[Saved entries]
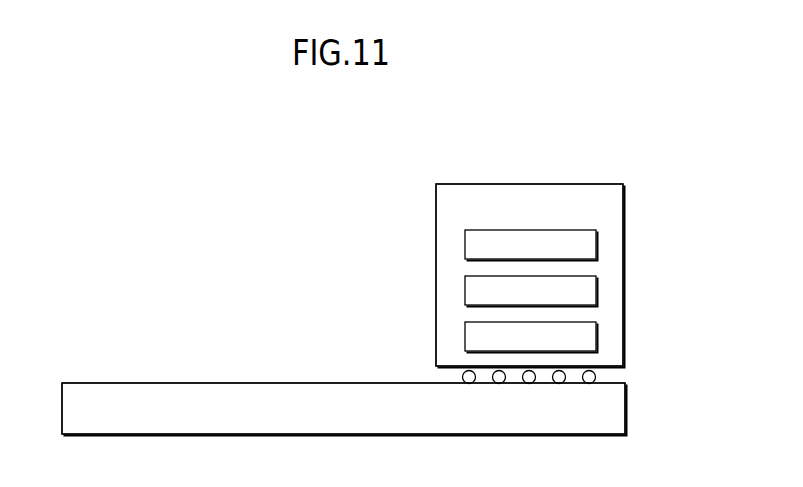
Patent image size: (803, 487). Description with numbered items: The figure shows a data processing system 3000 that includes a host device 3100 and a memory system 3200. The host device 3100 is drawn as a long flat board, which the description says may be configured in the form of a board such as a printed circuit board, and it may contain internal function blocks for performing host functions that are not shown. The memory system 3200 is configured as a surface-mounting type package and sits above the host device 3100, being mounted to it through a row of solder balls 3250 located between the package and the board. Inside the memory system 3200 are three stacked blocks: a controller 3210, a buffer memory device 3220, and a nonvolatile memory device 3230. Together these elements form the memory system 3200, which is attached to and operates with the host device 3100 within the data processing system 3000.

The data processing system 3000 is at (133, 155).
The host device 3100 is at (344, 409).
The memory system 3200 is at (530, 276).
The controller 3210 is at (531, 245).
The buffer memory device 3220 is at (531, 291).
The nonvolatile memory device 3230 is at (531, 337).
The solder balls 3250 is at (606, 378).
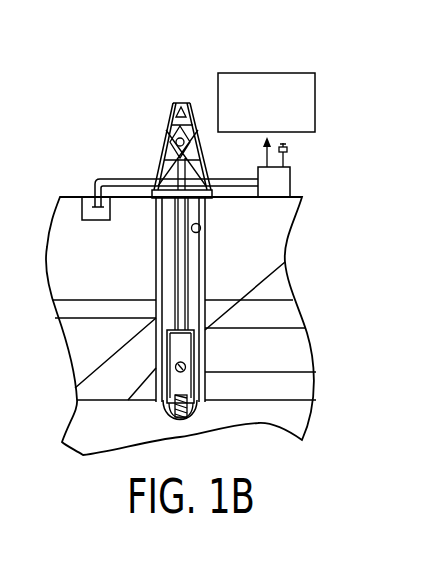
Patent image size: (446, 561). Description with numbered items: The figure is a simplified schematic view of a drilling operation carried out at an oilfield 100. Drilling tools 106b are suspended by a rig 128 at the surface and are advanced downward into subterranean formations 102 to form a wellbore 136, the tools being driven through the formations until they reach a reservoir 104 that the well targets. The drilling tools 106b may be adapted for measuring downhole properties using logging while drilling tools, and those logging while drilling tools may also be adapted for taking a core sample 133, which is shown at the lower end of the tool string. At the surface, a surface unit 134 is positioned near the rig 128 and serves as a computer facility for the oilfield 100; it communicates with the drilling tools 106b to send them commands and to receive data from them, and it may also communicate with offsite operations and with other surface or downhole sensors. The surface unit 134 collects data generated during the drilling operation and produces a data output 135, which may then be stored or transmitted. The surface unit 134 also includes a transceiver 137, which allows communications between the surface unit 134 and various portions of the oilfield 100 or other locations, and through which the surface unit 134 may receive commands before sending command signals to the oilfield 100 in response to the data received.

The oilfield 100 is at (106, 106).
The subterranean formations 102 is at (217, 293).
The reservoir 104 is at (278, 365).
The drilling tools 106b is at (164, 358).
The rig 128 is at (163, 147).
The core sample 133 is at (163, 412).
The surface unit 134 is at (292, 184).
The data output 135 is at (268, 73).
The wellbore 136 is at (201, 227).
The transceiver 137 is at (287, 156).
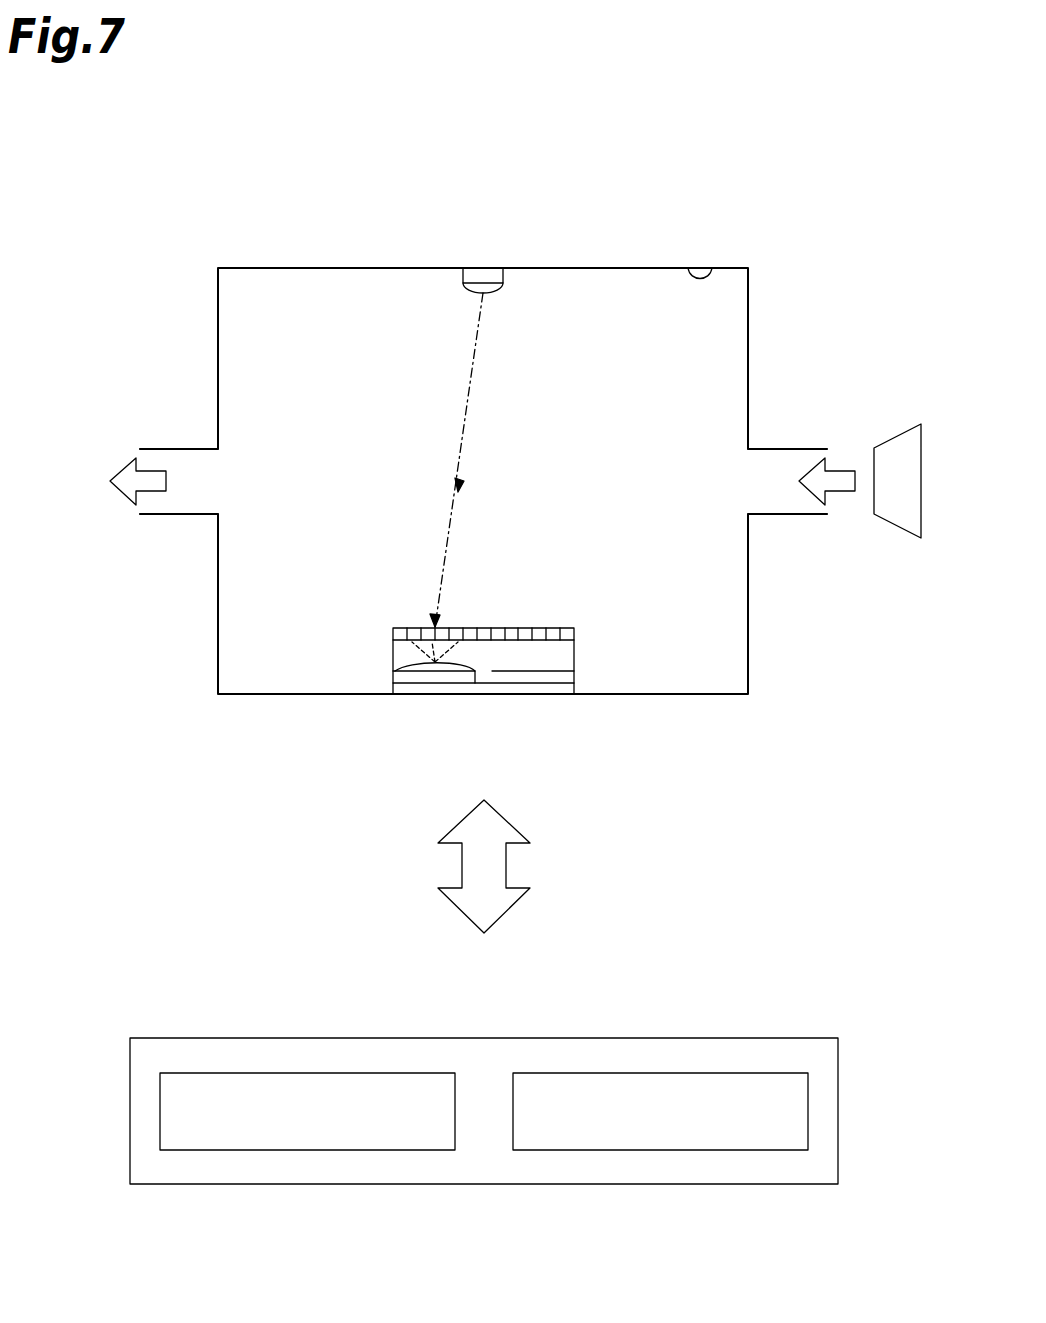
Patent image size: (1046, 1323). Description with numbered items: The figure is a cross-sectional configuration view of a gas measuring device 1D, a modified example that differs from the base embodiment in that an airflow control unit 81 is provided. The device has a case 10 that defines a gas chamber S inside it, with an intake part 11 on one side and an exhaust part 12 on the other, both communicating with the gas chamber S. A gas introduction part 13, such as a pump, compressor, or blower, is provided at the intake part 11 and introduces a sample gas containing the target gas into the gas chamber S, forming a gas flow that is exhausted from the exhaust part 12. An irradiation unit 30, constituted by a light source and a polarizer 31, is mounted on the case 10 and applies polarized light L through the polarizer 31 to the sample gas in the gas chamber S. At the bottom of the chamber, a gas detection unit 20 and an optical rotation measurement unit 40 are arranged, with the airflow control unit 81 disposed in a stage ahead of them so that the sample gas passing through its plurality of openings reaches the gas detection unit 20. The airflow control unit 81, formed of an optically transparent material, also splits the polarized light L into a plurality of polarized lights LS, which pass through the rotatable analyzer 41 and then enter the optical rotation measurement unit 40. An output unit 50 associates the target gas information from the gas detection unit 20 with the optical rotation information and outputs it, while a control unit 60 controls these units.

The gas measuring device 1D is at (743, 184).
The case 10 is at (620, 268).
The gas chamber S is at (705, 268).
The intake part 11 is at (786, 449).
The exhaust part 12 is at (162, 449).
The gas introduction part 13 is at (893, 446).
The irradiation unit 30 is at (512, 277).
The polarizer 31 is at (470, 297).
The polarized light L is at (470, 365).
The polarized lights LS is at (406, 649).
The gas detection unit 20 is at (576, 675).
The airflow control unit 81 is at (577, 627).
The optical rotation measurement unit 40 is at (396, 676).
The analyzer 41 is at (392, 657).
The output unit 50 is at (397, 1151).
The control unit 60 is at (757, 1151).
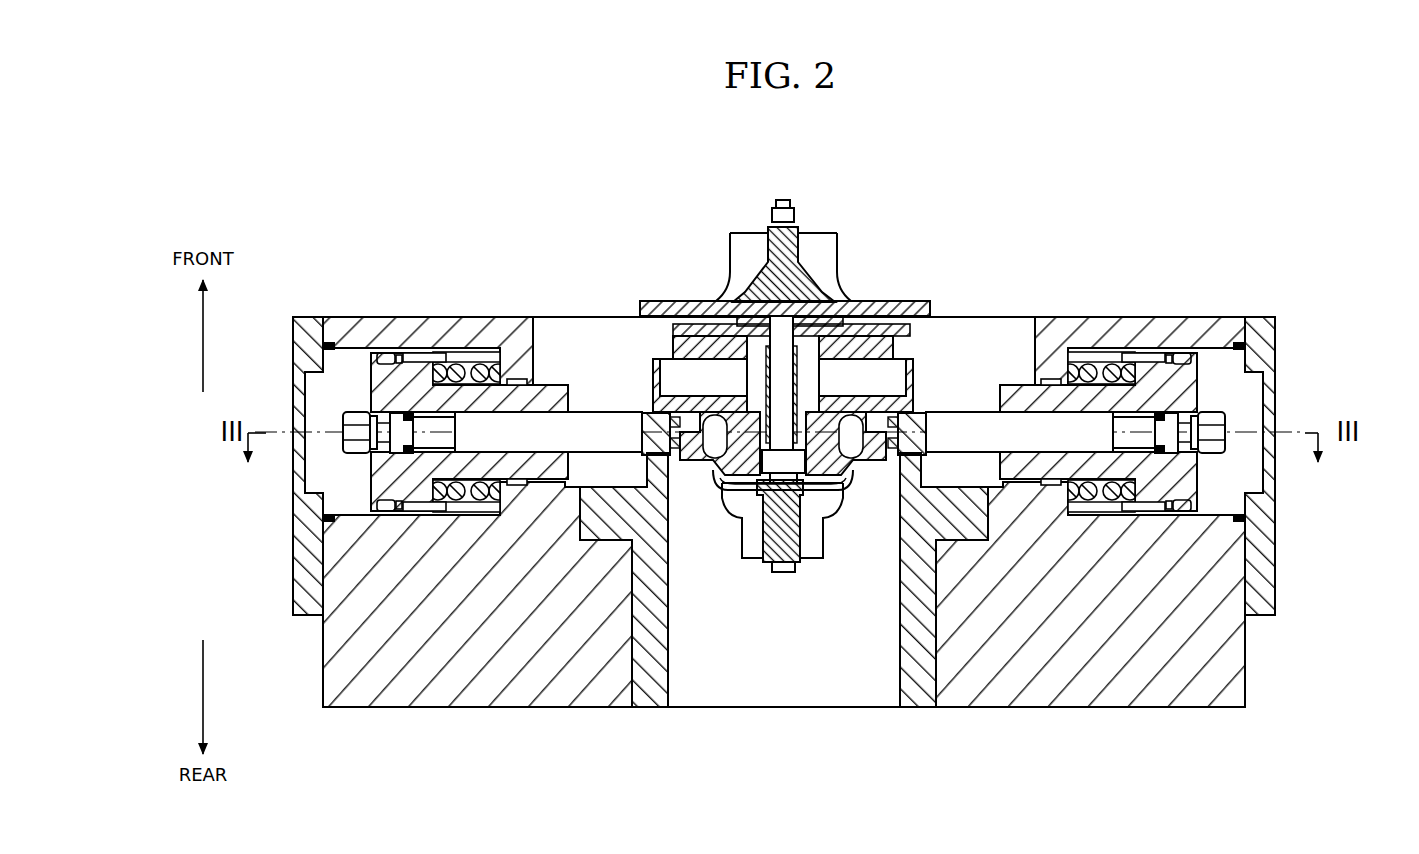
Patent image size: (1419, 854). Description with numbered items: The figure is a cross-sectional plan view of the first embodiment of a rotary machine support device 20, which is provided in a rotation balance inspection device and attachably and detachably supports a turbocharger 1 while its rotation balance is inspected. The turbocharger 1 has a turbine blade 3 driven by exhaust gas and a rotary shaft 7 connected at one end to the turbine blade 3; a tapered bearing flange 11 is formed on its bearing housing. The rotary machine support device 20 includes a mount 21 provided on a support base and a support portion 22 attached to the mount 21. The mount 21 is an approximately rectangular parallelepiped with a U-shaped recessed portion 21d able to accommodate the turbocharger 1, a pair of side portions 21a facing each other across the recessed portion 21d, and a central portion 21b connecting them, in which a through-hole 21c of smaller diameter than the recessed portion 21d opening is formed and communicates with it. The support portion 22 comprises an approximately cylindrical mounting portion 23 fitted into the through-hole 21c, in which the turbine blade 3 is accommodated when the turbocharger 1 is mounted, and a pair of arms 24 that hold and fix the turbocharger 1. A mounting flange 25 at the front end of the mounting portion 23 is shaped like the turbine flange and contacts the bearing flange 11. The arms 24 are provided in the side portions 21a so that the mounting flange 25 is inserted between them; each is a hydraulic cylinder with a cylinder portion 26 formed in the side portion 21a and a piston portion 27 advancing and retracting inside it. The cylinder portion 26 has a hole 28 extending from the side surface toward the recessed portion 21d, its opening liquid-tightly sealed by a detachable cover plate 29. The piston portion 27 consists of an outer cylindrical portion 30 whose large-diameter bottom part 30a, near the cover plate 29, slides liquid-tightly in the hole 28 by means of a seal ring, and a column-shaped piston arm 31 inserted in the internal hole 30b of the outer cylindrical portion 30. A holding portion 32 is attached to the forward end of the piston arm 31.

The turbocharger 1 is at (714, 256).
The turbine blade 3 is at (757, 548).
The rotary shaft 7 is at (788, 395).
The bearing flange 11 is at (648, 413).
The rotary machine support device 20 is at (1262, 283).
The mount 21 is at (535, 709).
The side portions 21a is at (386, 322).
The central portion 21b is at (1003, 695).
The through-hole 21c is at (937, 625).
The recessed portion 21d is at (600, 350).
The support portion 22 is at (635, 607).
The mounting portion 23 is at (622, 670).
The arms 24 is at (548, 375).
The mounting flange 25 is at (690, 447).
The cylinder portion 26 is at (380, 530).
The piston portion 27 is at (513, 500).
The hole 28 is at (378, 508).
The cover plate 29 is at (298, 396).
The outer cylindrical portion 30 is at (452, 482).
The bottom part 30a is at (380, 472).
The internal hole 30b is at (477, 450).
The piston arm 31 is at (522, 420).
The holding portion 32 is at (670, 460).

Goal: Copy out all of the records above word for word, leaving out the pictures.

Completed exercise:
Patent image size: (803, 487). Description with numbered items: The figure shows a data processing system 3000 that includes a host device 3100 and a memory system 3200. The host device 3100 is drawn as a long flat board, which the description says may be configured in the form of a board such as a printed circuit board, and it may contain internal function blocks for performing host functions that are not shown. The memory system 3200 is configured as a surface-mounting type package and sits above the host device 3100, being mounted to it through a row of solder balls 3250 located between the package and the board. Inside the memory system 3200 are three stacked blocks: a controller 3210, a buffer memory device 3220, and a nonvolatile memory device 3230. Together these elements form the memory system 3200, which is attached to and operates with the host device 3100 within the data processing system 3000.

The data processing system 3000 is at (133, 155).
The host device 3100 is at (344, 409).
The memory system 3200 is at (530, 276).
The controller 3210 is at (531, 245).
The buffer memory device 3220 is at (531, 291).
The nonvolatile memory device 3230 is at (531, 337).
The solder balls 3250 is at (606, 378).
Patent image size: (446, 561). Description with numbered items: The figure is a simplified schematic view of a drilling operation carried out at an oilfield 100. Drilling tools 106b are suspended by a rig 128 at the surface and are advanced downward into subterranean formations 102 to form a wellbore 136, the tools being driven through the formations until they reach a reservoir 104 that the well targets. The drilling tools 106b may be adapted for measuring downhole properties using logging while drilling tools, and those logging while drilling tools may also be adapted for taking a core sample 133, which is shown at the lower end of the tool string. At the surface, a surface unit 134 is positioned near the rig 128 and serves as a computer facility for the oilfield 100; it communicates with the drilling tools 106b to send them commands and to receive data from them, and it may also communicate with offsite operations and with other surface or downhole sensors. The surface unit 134 collects data generated during the drilling operation and produces a data output 135, which may then be stored or transmitted. The surface unit 134 also includes a transceiver 137, which allows communications between the surface unit 134 and various portions of the oilfield 100 or other locations, and through which the surface unit 134 may receive commands before sending command signals to the oilfield 100 in response to the data received.

The oilfield 100 is at (106, 106).
The subterranean formations 102 is at (217, 293).
The reservoir 104 is at (278, 365).
The drilling tools 106b is at (164, 358).
The rig 128 is at (163, 147).
The core sample 133 is at (163, 412).
The surface unit 134 is at (292, 184).
The data output 135 is at (268, 73).
The wellbore 136 is at (201, 227).
The transceiver 137 is at (287, 156).
Patent image size: (1046, 1323). Description with numbered items: The figure is a cross-sectional configuration view of a gas measuring device 1D, a modified example that differs from the base embodiment in that an airflow control unit 81 is provided. The device has a case 10 that defines a gas chamber S inside it, with an intake part 11 on one side and an exhaust part 12 on the other, both communicating with the gas chamber S. A gas introduction part 13, such as a pump, compressor, or blower, is provided at the intake part 11 and introduces a sample gas containing the target gas into the gas chamber S, forming a gas flow that is exhausted from the exhaust part 12. An irradiation unit 30, constituted by a light source and a polarizer 31, is mounted on the case 10 and applies polarized light L through the polarizer 31 to the sample gas in the gas chamber S. At the bottom of the chamber, a gas detection unit 20 and an optical rotation measurement unit 40 are arranged, with the airflow control unit 81 disposed in a stage ahead of them so that the sample gas passing through its plurality of openings reaches the gas detection unit 20. The airflow control unit 81, formed of an optically transparent material, also splits the polarized light L into a plurality of polarized lights LS, which pass through the rotatable analyzer 41 and then enter the optical rotation measurement unit 40. An output unit 50 associates the target gas information from the gas detection unit 20 with the optical rotation information and outputs it, while a control unit 60 controls these units.

The gas measuring device 1D is at (743, 184).
The case 10 is at (620, 268).
The gas chamber S is at (705, 268).
The intake part 11 is at (786, 449).
The exhaust part 12 is at (162, 449).
The gas introduction part 13 is at (893, 446).
The irradiation unit 30 is at (512, 277).
The polarizer 31 is at (470, 297).
The polarized light L is at (470, 365).
The polarized lights LS is at (406, 649).
The gas detection unit 20 is at (576, 675).
The airflow control unit 81 is at (577, 627).
The optical rotation measurement unit 40 is at (396, 676).
The analyzer 41 is at (392, 657).
The output unit 50 is at (397, 1151).
The control unit 60 is at (757, 1151).
Patent image size: (1419, 854). Description with numbered items: The figure is a cross-sectional plan view of the first embodiment of a rotary machine support device 20, which is provided in a rotation balance inspection device and attachably and detachably supports a turbocharger 1 while its rotation balance is inspected. The turbocharger 1 has a turbine blade 3 driven by exhaust gas and a rotary shaft 7 connected at one end to the turbine blade 3; a tapered bearing flange 11 is formed on its bearing housing. The rotary machine support device 20 includes a mount 21 provided on a support base and a support portion 22 attached to the mount 21. The mount 21 is an approximately rectangular parallelepiped with a U-shaped recessed portion 21d able to accommodate the turbocharger 1, a pair of side portions 21a facing each other across the recessed portion 21d, and a central portion 21b connecting them, in which a through-hole 21c of smaller diameter than the recessed portion 21d opening is formed and communicates with it. The support portion 22 comprises an approximately cylindrical mounting portion 23 fitted into the through-hole 21c, in which the turbine blade 3 is accommodated when the turbocharger 1 is mounted, and a pair of arms 24 that hold and fix the turbocharger 1. A mounting flange 25 at the front end of the mounting portion 23 is shaped like the turbine flange and contacts the bearing flange 11. The arms 24 are provided in the side portions 21a so that the mounting flange 25 is inserted between them; each is a hydraulic cylinder with a cylinder portion 26 formed in the side portion 21a and a piston portion 27 advancing and retracting inside it. The cylinder portion 26 has a hole 28 extending from the side surface toward the recessed portion 21d, its opening liquid-tightly sealed by a detachable cover plate 29. The piston portion 27 consists of an outer cylindrical portion 30 whose large-diameter bottom part 30a, near the cover plate 29, slides liquid-tightly in the hole 28 by means of a seal ring, and a column-shaped piston arm 31 inserted in the internal hole 30b of the outer cylindrical portion 30. A holding portion 32 is attached to the forward end of the piston arm 31.

The turbocharger 1 is at (714, 256).
The turbine blade 3 is at (757, 548).
The rotary shaft 7 is at (788, 395).
The bearing flange 11 is at (648, 413).
The rotary machine support device 20 is at (1262, 283).
The mount 21 is at (535, 709).
The side portions 21a is at (386, 322).
The central portion 21b is at (1003, 695).
The through-hole 21c is at (937, 625).
The recessed portion 21d is at (600, 350).
The support portion 22 is at (635, 607).
The mounting portion 23 is at (622, 670).
The arms 24 is at (548, 375).
The mounting flange 25 is at (690, 447).
The cylinder portion 26 is at (380, 530).
The piston portion 27 is at (513, 500).
The hole 28 is at (378, 508).
The cover plate 29 is at (298, 396).
The outer cylindrical portion 30 is at (452, 482).
The bottom part 30a is at (380, 472).
The internal hole 30b is at (477, 450).
The piston arm 31 is at (522, 420).
The holding portion 32 is at (670, 460).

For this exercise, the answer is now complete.